> _TASK INSTRUCTIONS_:
Identify every line containing the word "exports" and reproduce each one.

> _MATERIAL FOR THE TASK_:
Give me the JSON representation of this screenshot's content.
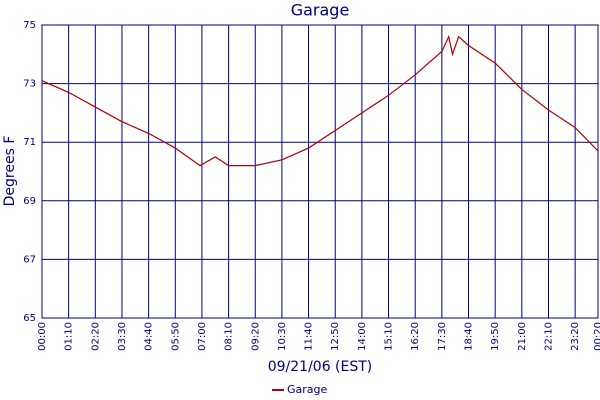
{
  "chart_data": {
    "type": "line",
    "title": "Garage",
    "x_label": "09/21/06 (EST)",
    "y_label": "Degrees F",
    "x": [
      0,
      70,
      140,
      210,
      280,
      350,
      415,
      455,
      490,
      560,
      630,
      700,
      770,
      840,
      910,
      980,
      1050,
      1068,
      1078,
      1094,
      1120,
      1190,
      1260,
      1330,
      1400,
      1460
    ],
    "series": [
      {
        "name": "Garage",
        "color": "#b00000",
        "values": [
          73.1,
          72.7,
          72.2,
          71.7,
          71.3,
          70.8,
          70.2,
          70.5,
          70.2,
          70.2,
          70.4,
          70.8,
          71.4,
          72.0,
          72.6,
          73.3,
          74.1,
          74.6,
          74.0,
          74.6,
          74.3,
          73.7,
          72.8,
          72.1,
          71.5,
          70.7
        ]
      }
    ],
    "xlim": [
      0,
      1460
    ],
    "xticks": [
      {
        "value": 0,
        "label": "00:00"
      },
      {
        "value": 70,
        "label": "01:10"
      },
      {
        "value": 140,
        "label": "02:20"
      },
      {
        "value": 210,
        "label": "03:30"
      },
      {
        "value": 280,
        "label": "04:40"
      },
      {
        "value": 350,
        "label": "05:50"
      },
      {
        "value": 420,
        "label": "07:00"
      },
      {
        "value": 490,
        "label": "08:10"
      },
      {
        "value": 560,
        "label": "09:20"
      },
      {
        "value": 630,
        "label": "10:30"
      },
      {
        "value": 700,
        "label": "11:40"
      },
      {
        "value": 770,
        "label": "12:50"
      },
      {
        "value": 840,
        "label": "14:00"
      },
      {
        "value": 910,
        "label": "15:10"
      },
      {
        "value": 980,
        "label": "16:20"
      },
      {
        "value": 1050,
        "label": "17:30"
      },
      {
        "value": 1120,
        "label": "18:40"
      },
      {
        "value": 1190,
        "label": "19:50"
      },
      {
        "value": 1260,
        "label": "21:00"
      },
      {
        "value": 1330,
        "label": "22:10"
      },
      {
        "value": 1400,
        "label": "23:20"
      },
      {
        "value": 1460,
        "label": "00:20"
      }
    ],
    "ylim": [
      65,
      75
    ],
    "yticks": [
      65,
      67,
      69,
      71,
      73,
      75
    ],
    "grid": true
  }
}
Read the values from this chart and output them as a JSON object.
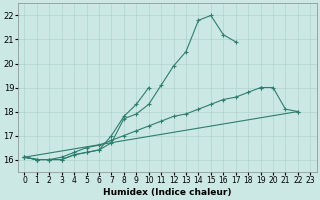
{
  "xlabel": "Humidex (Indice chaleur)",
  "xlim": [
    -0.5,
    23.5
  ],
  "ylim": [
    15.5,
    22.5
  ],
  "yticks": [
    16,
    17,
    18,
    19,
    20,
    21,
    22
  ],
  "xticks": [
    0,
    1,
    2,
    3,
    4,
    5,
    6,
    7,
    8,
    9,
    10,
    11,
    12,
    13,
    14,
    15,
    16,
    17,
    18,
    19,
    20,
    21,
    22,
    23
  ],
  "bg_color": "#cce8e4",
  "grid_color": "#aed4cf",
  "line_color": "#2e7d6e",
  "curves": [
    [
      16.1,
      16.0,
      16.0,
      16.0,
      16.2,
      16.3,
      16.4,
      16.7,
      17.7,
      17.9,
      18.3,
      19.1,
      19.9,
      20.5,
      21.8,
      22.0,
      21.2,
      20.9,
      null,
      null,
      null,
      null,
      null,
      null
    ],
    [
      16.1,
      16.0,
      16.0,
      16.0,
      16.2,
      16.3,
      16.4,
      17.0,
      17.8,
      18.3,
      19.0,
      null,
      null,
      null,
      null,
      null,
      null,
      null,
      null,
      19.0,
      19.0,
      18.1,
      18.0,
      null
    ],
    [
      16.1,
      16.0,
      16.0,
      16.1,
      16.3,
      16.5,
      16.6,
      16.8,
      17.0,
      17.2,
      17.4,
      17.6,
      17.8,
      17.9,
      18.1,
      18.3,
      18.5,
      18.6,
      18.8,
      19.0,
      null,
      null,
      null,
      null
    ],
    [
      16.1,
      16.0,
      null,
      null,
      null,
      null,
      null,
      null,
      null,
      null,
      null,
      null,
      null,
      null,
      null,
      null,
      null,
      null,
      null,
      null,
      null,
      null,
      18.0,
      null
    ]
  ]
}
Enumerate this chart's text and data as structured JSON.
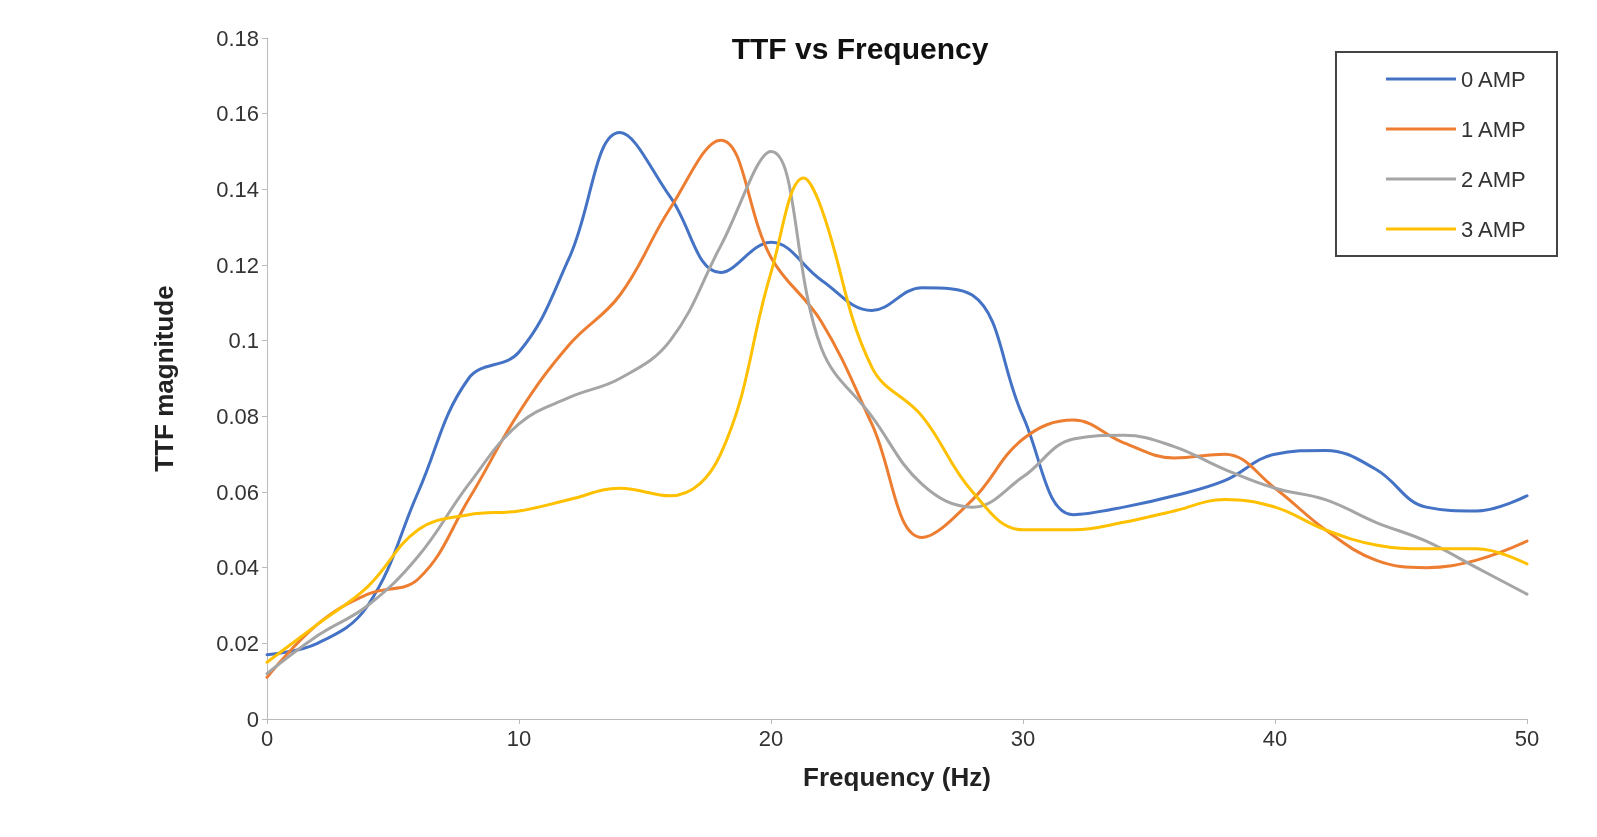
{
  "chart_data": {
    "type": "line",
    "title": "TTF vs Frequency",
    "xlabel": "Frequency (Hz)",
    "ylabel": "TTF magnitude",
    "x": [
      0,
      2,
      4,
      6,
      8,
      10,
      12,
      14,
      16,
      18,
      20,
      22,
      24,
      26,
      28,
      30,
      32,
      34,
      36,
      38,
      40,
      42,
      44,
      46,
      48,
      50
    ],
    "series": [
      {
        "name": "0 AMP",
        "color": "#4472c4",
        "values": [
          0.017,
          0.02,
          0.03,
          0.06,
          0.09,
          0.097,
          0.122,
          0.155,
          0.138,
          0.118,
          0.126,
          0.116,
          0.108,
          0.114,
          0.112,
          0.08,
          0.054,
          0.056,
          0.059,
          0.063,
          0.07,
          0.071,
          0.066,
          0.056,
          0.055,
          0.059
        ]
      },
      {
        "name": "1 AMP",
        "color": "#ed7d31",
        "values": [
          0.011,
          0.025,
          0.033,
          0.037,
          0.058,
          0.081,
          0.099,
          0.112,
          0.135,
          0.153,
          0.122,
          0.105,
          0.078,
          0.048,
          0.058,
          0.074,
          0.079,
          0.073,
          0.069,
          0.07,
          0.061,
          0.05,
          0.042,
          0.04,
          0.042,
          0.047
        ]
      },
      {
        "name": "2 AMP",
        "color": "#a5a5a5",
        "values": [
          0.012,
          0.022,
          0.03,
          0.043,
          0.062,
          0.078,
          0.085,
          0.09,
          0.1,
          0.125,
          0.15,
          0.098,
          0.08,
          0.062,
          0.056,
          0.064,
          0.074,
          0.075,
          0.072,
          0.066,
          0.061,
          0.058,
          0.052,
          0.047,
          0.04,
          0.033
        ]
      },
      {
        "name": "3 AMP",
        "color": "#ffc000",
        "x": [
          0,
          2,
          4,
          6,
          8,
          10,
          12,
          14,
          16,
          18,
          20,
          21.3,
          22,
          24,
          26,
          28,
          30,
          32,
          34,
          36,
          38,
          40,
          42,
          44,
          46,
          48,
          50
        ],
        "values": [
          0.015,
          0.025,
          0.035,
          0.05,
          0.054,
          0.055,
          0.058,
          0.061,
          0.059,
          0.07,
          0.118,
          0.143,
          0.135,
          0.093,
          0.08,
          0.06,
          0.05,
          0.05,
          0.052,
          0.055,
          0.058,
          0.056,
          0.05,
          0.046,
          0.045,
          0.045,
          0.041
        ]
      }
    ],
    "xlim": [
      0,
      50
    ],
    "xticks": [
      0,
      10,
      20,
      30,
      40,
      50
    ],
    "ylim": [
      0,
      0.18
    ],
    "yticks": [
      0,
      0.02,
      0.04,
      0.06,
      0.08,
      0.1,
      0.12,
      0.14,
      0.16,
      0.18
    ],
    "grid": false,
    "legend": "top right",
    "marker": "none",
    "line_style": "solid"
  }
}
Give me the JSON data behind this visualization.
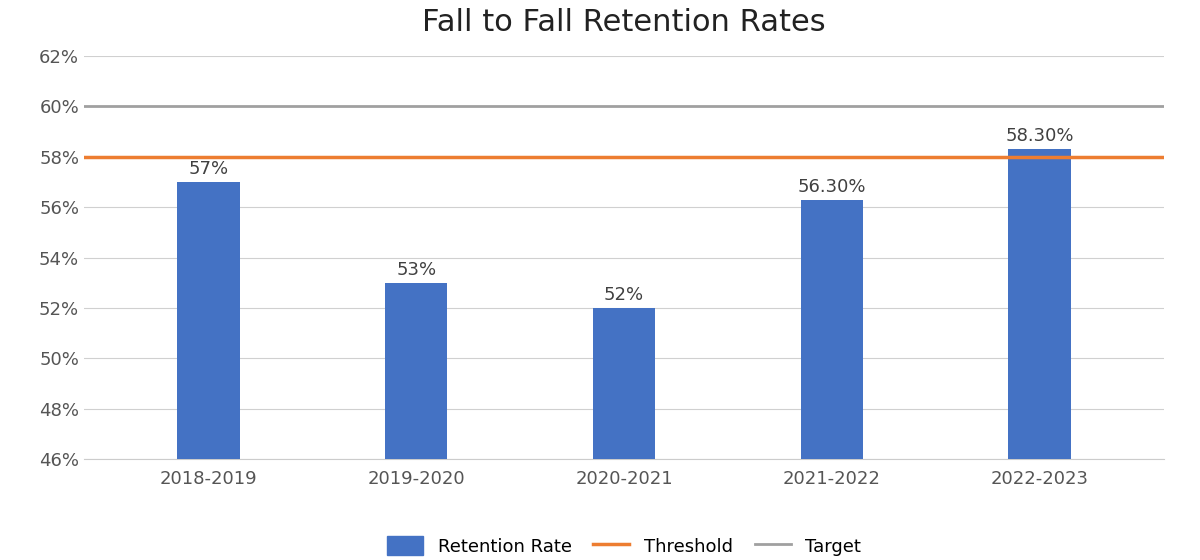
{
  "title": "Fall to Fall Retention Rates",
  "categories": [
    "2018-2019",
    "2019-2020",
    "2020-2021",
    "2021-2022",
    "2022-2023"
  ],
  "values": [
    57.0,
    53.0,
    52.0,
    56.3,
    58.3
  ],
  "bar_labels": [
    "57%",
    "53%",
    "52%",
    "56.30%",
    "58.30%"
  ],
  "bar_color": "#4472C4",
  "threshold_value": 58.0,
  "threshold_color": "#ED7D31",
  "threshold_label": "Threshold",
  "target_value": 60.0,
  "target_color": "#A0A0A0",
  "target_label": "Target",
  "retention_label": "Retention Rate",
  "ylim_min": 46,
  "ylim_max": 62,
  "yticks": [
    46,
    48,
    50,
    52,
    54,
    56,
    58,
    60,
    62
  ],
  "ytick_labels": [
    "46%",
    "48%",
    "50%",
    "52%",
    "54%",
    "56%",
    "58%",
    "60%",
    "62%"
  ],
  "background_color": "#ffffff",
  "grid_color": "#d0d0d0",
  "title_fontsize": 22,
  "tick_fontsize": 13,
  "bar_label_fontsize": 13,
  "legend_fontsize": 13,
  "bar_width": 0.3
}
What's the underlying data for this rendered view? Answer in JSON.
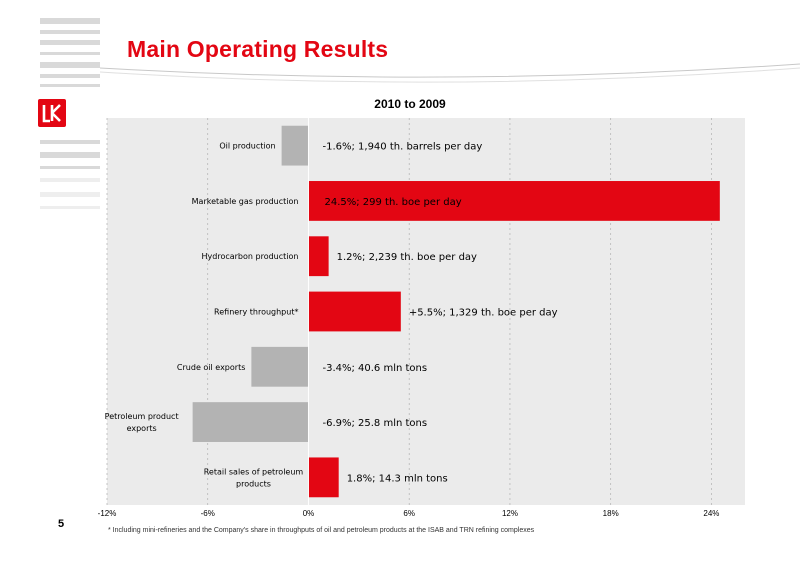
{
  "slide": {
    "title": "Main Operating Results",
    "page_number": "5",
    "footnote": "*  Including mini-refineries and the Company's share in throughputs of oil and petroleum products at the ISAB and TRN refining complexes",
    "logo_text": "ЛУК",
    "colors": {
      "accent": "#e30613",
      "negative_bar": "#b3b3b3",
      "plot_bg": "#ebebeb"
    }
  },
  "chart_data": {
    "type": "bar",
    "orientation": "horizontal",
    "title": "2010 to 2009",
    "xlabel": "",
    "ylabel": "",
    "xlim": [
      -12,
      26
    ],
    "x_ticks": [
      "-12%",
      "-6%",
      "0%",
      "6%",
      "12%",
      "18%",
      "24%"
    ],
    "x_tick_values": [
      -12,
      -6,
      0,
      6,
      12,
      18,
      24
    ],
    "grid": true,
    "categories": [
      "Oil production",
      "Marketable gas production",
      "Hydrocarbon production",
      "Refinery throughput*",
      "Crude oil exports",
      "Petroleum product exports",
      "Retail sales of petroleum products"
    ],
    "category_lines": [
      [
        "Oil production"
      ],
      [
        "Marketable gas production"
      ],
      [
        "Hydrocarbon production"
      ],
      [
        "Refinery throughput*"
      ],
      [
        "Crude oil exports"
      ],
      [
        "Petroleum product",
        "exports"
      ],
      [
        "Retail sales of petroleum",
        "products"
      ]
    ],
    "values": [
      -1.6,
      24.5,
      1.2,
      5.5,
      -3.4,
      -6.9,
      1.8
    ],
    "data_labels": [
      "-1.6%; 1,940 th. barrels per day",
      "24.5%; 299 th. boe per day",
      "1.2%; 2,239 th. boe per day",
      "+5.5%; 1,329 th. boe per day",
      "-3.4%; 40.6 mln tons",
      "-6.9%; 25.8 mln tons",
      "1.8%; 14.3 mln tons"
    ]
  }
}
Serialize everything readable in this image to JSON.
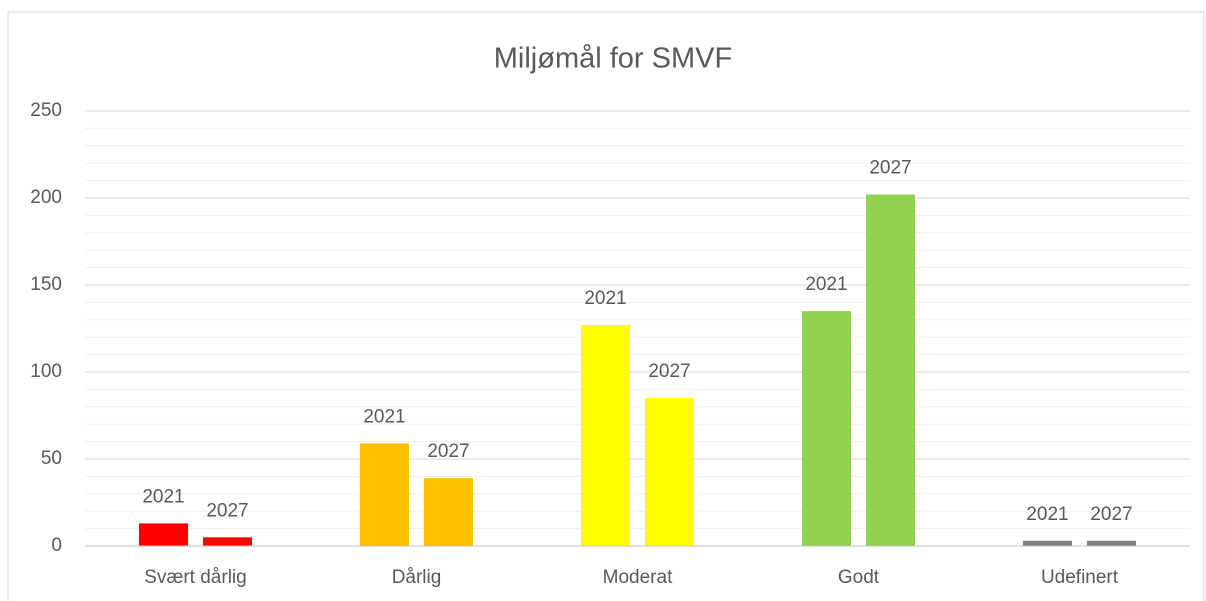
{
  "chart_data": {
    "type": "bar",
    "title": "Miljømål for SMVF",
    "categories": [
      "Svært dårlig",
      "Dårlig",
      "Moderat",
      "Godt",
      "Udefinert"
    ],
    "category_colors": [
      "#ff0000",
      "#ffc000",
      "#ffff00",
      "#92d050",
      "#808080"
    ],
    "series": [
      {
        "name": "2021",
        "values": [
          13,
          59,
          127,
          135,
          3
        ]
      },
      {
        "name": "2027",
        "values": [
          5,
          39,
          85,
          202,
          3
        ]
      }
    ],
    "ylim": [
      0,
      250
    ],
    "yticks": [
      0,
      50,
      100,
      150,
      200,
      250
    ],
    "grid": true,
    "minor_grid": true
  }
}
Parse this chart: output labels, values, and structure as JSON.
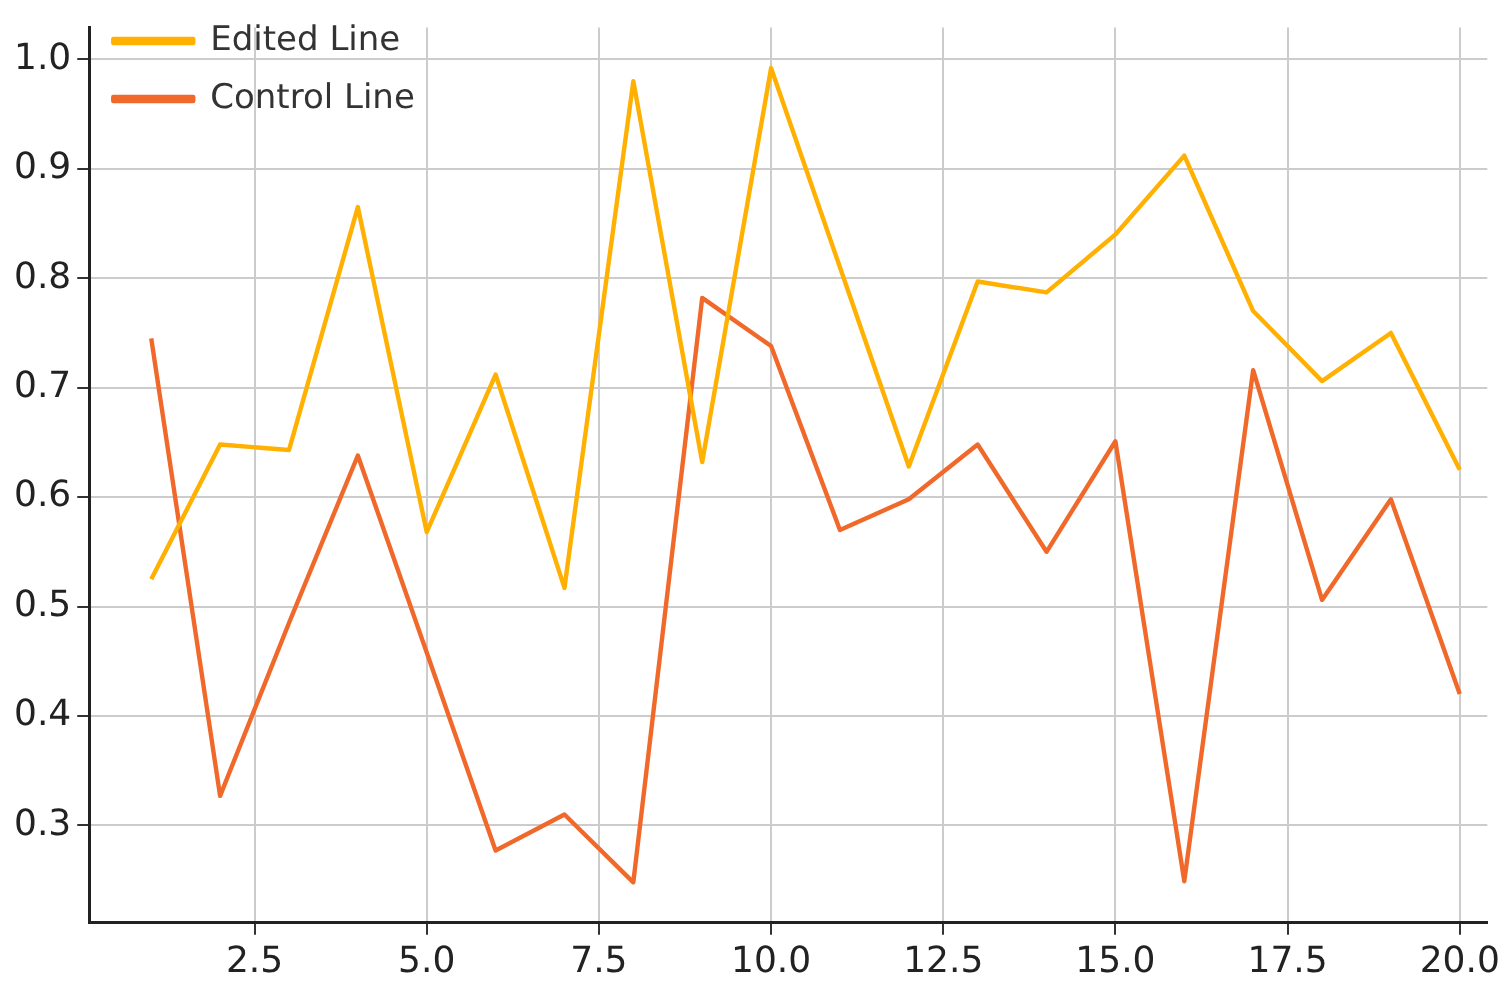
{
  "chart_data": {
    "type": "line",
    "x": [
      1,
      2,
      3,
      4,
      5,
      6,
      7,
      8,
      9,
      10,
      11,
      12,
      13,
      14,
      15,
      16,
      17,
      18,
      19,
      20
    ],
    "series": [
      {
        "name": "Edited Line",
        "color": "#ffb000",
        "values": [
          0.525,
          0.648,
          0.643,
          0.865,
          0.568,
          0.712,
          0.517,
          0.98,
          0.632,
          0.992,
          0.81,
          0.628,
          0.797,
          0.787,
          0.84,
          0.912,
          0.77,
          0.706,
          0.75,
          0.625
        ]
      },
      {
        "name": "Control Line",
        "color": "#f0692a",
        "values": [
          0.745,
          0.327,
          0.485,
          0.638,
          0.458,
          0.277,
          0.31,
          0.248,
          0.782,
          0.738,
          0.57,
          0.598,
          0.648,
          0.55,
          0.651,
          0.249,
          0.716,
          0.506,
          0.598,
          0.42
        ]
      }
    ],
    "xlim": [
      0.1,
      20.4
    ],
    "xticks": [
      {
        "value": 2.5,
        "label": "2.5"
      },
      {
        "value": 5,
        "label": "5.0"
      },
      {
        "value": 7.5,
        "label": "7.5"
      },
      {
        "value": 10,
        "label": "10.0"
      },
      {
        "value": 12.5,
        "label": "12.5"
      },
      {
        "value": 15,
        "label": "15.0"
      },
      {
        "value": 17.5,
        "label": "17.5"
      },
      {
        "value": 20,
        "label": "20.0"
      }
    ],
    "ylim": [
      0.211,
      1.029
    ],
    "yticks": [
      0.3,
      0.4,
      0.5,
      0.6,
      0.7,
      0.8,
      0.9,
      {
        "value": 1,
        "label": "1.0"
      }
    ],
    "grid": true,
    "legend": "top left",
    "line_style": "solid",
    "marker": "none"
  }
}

> _FINAL ANSWER_:
      "Crude oil exports",
      "Petroleum product exports",
        "Crude oil exports"
        "exports"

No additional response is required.